• Goal of the exercise: In the material below, the lines containing the word "subtitle" are required; copy each of them.

• Given entries:

○ ○ ○ ○ ○ ○ ○

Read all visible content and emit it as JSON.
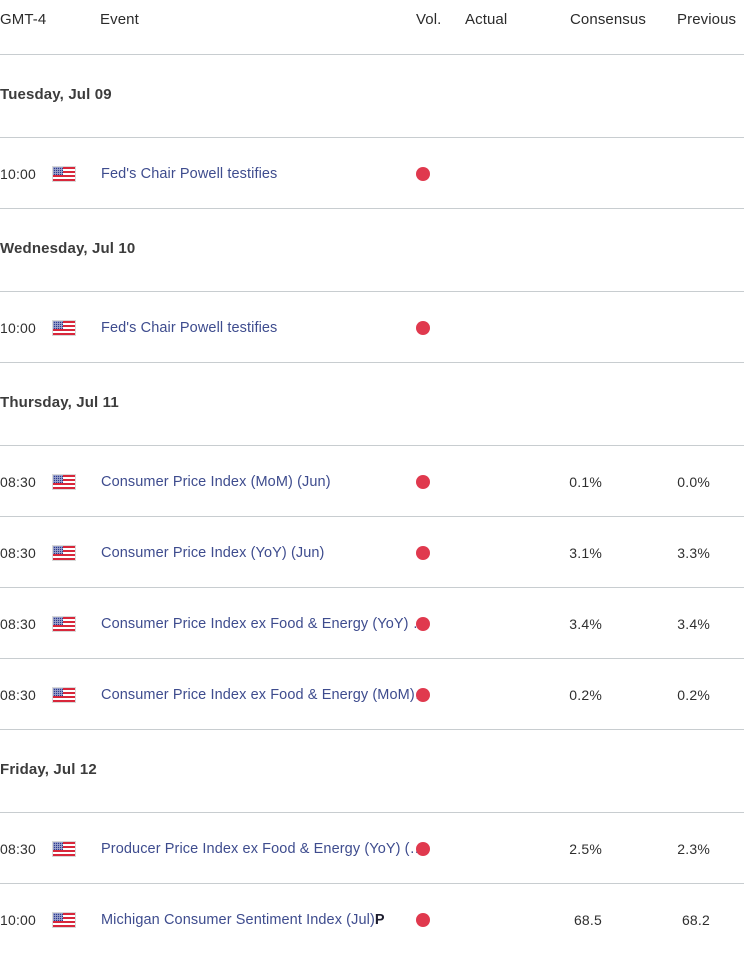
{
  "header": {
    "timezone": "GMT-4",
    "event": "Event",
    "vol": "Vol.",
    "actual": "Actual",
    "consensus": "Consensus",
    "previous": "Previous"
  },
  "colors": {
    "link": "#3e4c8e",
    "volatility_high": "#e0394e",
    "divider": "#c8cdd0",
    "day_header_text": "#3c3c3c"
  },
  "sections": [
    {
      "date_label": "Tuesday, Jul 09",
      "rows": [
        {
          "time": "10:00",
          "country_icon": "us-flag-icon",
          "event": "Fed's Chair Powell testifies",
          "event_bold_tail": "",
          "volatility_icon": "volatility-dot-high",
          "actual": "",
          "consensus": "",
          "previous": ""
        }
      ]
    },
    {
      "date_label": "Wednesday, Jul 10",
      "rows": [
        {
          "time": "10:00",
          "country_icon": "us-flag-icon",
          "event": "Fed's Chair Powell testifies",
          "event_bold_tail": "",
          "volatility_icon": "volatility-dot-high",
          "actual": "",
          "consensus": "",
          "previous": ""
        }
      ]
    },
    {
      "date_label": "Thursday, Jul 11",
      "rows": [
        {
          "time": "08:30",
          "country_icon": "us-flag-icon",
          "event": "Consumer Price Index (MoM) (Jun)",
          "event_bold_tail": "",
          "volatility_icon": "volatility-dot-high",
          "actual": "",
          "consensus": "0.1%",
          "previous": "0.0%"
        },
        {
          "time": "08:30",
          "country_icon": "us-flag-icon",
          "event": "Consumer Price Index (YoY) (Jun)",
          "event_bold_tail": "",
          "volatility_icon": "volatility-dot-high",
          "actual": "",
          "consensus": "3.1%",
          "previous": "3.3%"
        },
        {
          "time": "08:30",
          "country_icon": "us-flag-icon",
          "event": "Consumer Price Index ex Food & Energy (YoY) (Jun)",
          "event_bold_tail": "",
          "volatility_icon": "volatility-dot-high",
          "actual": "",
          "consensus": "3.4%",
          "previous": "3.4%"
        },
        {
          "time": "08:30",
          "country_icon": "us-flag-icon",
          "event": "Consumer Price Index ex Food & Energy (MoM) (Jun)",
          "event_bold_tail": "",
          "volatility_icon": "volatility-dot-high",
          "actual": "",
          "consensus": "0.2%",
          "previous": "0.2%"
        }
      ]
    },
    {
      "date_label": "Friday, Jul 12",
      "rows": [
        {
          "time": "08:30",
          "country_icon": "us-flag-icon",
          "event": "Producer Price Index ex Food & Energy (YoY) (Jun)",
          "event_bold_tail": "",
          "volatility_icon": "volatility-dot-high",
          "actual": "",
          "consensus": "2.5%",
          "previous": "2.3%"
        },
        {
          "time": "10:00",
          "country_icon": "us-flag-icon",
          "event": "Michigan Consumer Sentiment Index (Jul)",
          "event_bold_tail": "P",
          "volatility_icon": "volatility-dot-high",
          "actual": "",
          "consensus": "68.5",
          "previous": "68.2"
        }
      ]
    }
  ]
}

○ ○ ○ ○ ○ ○ ○

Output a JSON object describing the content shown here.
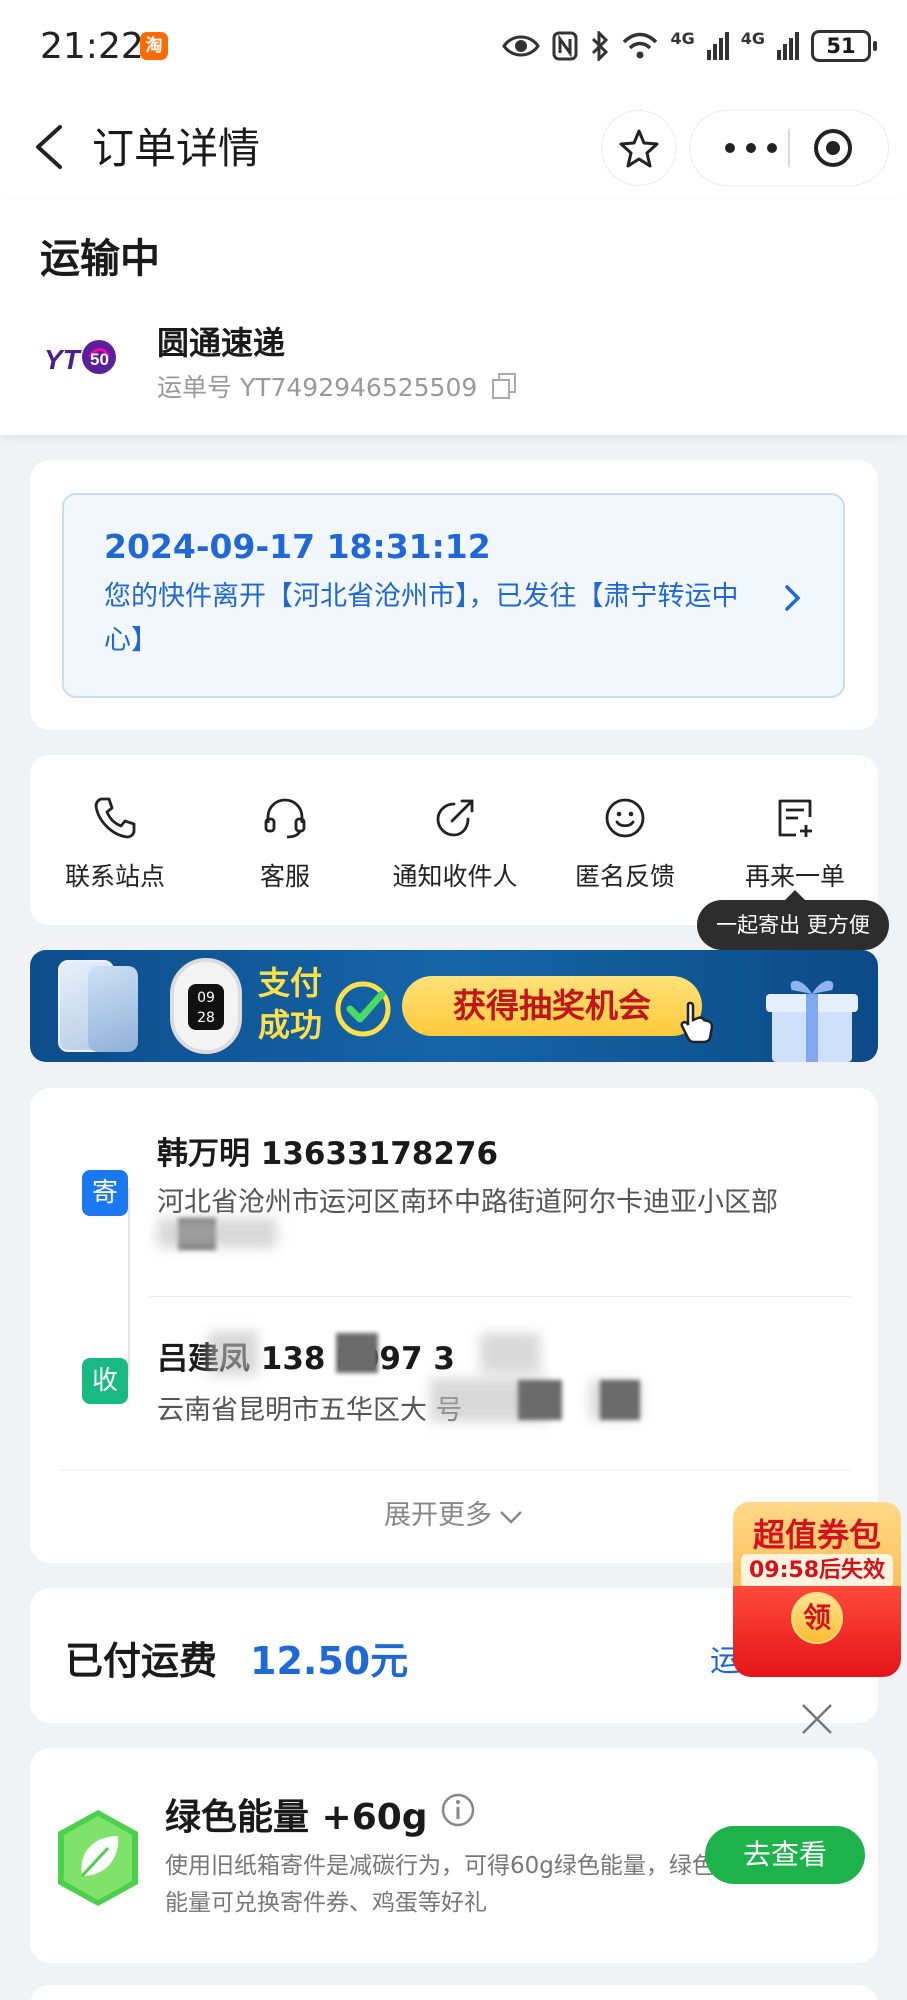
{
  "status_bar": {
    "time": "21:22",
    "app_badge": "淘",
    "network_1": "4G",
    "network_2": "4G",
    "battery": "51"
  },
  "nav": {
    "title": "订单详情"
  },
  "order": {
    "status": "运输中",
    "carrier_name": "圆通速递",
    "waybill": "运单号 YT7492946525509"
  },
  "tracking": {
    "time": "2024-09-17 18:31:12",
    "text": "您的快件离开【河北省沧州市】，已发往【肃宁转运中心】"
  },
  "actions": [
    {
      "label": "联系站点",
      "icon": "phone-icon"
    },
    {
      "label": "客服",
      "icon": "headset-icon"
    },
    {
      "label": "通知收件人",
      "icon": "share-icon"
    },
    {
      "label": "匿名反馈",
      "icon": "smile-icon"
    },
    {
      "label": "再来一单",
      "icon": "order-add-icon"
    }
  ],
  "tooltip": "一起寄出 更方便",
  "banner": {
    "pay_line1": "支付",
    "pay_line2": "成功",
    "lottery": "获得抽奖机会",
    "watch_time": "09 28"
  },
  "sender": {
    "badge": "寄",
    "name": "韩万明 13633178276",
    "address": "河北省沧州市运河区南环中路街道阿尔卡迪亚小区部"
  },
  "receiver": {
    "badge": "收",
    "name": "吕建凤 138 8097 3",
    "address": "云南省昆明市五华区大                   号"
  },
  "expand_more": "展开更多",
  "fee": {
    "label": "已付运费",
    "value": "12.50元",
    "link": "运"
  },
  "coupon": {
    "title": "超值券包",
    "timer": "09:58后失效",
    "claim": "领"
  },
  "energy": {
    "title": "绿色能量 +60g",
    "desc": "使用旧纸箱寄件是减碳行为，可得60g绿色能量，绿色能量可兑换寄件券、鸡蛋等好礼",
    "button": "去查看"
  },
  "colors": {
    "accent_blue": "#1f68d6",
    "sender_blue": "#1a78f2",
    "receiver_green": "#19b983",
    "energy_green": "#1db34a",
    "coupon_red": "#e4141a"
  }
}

○ ○ ○ ○ ○ ○ ○

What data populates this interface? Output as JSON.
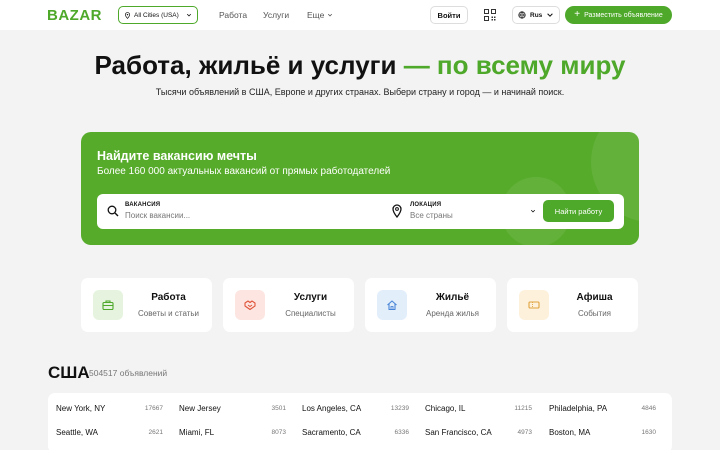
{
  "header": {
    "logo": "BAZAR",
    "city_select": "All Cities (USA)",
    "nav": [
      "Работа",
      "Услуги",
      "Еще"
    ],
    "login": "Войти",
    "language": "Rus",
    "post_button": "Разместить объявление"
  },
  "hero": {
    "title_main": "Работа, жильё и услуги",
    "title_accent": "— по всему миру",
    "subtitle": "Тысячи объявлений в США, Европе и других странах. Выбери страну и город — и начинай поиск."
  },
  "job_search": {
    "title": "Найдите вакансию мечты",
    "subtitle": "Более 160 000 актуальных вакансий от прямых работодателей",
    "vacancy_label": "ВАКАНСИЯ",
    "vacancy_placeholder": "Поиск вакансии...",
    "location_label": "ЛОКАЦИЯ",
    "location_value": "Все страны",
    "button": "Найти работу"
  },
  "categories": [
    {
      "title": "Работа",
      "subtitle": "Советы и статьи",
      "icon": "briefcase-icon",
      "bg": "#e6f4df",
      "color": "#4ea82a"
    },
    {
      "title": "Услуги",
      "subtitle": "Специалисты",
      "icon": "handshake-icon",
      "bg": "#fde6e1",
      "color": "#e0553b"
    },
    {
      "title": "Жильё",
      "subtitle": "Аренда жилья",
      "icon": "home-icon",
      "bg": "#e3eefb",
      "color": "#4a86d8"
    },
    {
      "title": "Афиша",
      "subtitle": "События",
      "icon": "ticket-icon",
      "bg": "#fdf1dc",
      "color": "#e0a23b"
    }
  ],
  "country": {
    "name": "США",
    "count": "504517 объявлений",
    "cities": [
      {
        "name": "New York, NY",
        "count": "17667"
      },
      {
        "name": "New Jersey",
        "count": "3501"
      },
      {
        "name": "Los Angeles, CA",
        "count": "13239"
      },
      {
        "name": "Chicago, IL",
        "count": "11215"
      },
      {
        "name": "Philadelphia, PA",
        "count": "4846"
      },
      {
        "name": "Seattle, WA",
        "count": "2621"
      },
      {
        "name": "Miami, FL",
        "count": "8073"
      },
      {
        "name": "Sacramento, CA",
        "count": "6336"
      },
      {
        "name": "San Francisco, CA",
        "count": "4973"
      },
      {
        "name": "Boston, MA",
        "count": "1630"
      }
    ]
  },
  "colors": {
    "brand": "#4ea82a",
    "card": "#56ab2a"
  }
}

○ ○ ○ ○ ○ ○ ○

• Response for this exercise:
    "subtitle": "Тысячи объявлений в США, Европе и других странах. Выбери страну и город — и начинай поиск."
    "subtitle": "Более 160 000 актуальных вакансий от прямых работодателей",
      "subtitle": "Советы и статьи",
      "subtitle": "Специалисты",
      "subtitle": "Аренда жилья",
      "subtitle": "События",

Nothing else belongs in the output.